• **任务材料**:
++++++++++++++++++++
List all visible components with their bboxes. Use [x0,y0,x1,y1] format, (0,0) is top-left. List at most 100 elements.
++++++++++++++++++++
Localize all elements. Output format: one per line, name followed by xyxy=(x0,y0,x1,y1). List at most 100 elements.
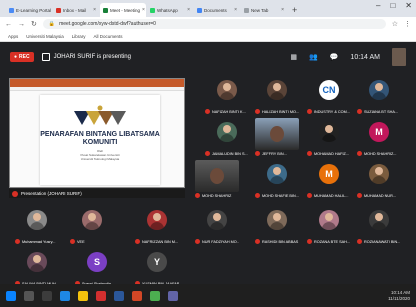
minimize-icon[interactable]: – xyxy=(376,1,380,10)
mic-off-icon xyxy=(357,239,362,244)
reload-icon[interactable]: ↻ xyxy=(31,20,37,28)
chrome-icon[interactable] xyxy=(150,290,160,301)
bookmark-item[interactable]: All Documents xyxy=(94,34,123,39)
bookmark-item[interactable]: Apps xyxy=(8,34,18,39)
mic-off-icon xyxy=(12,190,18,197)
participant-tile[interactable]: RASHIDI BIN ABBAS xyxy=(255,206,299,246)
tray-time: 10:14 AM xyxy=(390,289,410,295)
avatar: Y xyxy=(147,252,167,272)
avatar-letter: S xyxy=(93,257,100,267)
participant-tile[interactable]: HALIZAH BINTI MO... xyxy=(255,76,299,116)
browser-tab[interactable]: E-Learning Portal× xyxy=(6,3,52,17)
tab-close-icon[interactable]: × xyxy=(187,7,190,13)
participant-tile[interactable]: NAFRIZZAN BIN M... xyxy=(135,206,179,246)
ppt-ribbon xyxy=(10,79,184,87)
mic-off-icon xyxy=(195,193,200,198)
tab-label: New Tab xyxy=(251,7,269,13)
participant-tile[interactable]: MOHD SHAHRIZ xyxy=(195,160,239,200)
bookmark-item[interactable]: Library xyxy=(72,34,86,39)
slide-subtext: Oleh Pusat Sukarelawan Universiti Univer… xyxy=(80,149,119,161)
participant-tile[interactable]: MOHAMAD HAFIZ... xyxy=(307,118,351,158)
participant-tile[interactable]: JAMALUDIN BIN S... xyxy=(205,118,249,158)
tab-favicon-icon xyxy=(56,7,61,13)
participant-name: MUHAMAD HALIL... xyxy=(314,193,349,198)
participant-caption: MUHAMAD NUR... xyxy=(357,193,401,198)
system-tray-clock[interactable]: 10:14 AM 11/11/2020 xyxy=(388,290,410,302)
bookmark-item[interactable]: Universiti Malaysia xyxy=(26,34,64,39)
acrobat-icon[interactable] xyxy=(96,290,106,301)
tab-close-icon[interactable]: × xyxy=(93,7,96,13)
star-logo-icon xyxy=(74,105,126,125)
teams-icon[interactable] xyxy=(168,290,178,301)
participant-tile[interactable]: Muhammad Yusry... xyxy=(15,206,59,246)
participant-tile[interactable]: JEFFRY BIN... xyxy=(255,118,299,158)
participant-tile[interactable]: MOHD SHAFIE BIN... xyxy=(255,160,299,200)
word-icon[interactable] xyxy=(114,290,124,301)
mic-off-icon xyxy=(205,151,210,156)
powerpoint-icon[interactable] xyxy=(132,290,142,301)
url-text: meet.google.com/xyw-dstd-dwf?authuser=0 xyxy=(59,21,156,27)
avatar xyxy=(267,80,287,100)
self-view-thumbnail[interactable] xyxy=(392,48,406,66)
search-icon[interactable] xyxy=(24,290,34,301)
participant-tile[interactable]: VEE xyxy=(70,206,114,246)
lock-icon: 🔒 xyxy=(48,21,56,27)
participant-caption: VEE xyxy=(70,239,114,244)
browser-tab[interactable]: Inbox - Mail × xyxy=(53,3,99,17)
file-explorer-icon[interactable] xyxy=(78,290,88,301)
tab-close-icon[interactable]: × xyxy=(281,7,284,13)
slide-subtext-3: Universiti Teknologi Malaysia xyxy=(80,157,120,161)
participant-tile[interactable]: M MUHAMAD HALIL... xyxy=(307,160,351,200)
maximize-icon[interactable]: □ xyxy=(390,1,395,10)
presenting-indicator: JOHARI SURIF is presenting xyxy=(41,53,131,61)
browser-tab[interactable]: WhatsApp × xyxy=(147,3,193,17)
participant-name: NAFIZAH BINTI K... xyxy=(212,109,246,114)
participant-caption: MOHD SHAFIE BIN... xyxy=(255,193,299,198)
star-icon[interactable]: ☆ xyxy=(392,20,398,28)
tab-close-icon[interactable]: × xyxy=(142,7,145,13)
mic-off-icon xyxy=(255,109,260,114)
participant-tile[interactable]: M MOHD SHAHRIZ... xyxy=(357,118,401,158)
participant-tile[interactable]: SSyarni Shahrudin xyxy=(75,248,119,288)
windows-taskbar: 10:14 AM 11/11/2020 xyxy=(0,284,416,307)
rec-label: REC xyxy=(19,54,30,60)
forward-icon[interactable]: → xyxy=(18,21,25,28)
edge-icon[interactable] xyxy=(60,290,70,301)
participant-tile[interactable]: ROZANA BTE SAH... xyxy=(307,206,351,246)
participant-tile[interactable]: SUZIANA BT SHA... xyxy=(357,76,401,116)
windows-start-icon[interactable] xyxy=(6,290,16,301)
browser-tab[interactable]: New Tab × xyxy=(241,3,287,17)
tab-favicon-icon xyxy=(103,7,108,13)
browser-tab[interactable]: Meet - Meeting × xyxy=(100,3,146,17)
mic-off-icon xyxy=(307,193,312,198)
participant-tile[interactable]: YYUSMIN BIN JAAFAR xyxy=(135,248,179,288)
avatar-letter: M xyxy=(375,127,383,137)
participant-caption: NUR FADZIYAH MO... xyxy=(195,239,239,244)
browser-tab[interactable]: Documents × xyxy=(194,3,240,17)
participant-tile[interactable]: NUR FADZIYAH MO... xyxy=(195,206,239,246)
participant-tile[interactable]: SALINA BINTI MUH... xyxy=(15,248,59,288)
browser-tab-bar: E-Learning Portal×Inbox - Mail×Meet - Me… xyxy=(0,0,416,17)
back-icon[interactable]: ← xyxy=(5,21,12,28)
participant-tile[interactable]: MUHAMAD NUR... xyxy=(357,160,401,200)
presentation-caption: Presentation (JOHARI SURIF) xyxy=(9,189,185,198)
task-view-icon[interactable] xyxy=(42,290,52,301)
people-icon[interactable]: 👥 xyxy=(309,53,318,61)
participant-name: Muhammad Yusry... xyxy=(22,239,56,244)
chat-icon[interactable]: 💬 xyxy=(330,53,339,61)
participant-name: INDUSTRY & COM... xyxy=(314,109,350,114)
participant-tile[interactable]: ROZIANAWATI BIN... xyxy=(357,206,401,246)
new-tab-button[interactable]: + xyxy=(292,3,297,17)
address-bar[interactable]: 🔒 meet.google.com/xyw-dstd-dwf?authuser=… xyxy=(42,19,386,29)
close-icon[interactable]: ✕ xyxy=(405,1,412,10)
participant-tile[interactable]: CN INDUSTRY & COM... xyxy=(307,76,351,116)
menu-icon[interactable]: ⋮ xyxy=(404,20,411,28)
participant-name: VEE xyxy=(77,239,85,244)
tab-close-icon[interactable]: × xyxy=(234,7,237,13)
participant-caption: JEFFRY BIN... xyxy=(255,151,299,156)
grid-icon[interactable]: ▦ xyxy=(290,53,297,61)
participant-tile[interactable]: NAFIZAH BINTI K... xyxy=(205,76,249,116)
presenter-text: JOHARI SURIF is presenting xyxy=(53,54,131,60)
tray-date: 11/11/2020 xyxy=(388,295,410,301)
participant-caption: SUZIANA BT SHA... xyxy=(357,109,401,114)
++++++++++++++++++++
• **简短任务**: 将上方材料中从含“Localize all elements.”的那一行开始、到含“participant-tile[interactable]: HALIZAH BINTI”的那一行结束的各行逐字复述，首尾两行均包括在内。图片不要写进答案。

• **输出如下**:
Localize all elements. Output format: one per line, name followed by xyxy=(x0,y0,x1,y1). List at most 100 elements.
minimize-icon[interactable]: – xyxy=(376,1,380,10)
mic-off-icon xyxy=(357,239,362,244)
reload-icon[interactable]: ↻ xyxy=(31,20,37,28)
chrome-icon[interactable] xyxy=(150,290,160,301)
bookmark-item[interactable]: All Documents xyxy=(94,34,123,39)
bookmark-item[interactable]: Apps xyxy=(8,34,18,39)
mic-off-icon xyxy=(12,190,18,197)
participant-tile[interactable]: RASHIDI BIN ABBAS xyxy=(255,206,299,246)
tray-time: 10:14 AM xyxy=(390,289,410,295)
avatar: Y xyxy=(147,252,167,272)
avatar-letter: S xyxy=(93,257,100,267)
participant-tile[interactable]: HALIZAH BINTI MO... xyxy=(255,76,299,116)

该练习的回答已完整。